Aim of the task
For each record below, give an exact transcription.

Material shown
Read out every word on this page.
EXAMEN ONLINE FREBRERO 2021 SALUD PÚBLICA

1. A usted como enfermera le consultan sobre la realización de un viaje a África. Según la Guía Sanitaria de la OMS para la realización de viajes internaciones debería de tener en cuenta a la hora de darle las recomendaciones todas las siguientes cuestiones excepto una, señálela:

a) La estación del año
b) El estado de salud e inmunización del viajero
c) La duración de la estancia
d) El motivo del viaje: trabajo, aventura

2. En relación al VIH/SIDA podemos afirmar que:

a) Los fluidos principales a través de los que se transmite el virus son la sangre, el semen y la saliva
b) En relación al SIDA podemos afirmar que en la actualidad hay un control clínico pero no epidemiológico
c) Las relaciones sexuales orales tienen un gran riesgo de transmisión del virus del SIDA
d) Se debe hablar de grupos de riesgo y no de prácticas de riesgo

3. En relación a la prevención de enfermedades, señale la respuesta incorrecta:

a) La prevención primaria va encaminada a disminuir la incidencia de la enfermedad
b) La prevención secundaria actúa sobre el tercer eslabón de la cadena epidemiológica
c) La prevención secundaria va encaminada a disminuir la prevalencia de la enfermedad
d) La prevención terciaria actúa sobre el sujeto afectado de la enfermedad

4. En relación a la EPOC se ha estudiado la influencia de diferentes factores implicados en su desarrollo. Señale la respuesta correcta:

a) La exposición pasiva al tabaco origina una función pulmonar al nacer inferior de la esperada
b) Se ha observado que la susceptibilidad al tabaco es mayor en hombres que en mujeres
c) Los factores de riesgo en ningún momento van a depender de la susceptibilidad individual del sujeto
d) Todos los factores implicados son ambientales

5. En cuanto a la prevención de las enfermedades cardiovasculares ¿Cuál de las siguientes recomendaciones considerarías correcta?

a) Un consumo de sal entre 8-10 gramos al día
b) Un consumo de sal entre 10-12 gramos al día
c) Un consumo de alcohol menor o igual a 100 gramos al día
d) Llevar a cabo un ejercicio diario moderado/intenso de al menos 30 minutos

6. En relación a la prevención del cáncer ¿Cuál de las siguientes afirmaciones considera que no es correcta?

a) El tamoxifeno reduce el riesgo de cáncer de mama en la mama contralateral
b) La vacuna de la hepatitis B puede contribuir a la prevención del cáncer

Completed exercise
Read out every word on this page.
EXAMEN ONLINE FREBRERO 2021 SALUD PÚBLICA

1. A usted como enfermera le consultan sobre la realización de un viaje a África. Según la Guía Sanitaria de la OMS para la realización de viajes internaciones debería de tener en cuenta a la hora de darle las recomendaciones todas las siguientes cuestiones excepto una, señálela:

a) La estación del año
b) El estado de salud e inmunización del viajero
c) La duración de la estancia
d) El motivo del viaje: trabajo, aventura

2. En relación al VIH/SIDA podemos afirmar que:

a) Los fluidos principales a través de los que se transmite el virus son la sangre, el semen y la saliva
b) En relación al SIDA podemos afirmar que en la actualidad hay un control clínico pero no epidemiológico
c) Las relaciones sexuales orales tienen un gran riesgo de transmisión del virus del SIDA
d) Se debe hablar de grupos de riesgo y no de prácticas de riesgo

3. En relación a la prevención de enfermedades, señale la respuesta incorrecta:

a) La prevención primaria va encaminada a disminuir la incidencia de la enfermedad
b) La prevención secundaria actúa sobre el tercer eslabón de la cadena epidemiológica
c) La prevención secundaria va encaminada a disminuir la prevalencia de la enfermedad
d) La prevención terciaria actúa sobre el sujeto afectado de la enfermedad

4. En relación a la EPOC se ha estudiado la influencia de diferentes factores implicados en su desarrollo. Señale la respuesta correcta:

a) La exposición pasiva al tabaco origina una función pulmonar al nacer inferior de la esperada
b) Se ha observado que la susceptibilidad al tabaco es mayor en hombres que en mujeres
c) Los factores de riesgo en ningún momento van a depender de la susceptibilidad individual del sujeto
d) Todos los factores implicados son ambientales

5. En cuanto a la prevención de las enfermedades cardiovasculares ¿Cuál de las siguientes recomendaciones considerarías correcta?

a) Un consumo de sal entre 8-10 gramos al día
b) Un consumo de sal entre 10-12 gramos al día
c) Un consumo de alcohol menor o igual a 100 gramos al día
d) Llevar a cabo un ejercicio diario moderado/intenso de al menos 30 minutos

6. En relación a la prevención del cáncer ¿Cuál de las siguientes afirmaciones considera que no es correcta?

a) El tamoxifeno reduce el riesgo de cáncer de mama en la mama contralateral
b) La vacuna de la hepatitis B puede contribuir a la prevención del cáncer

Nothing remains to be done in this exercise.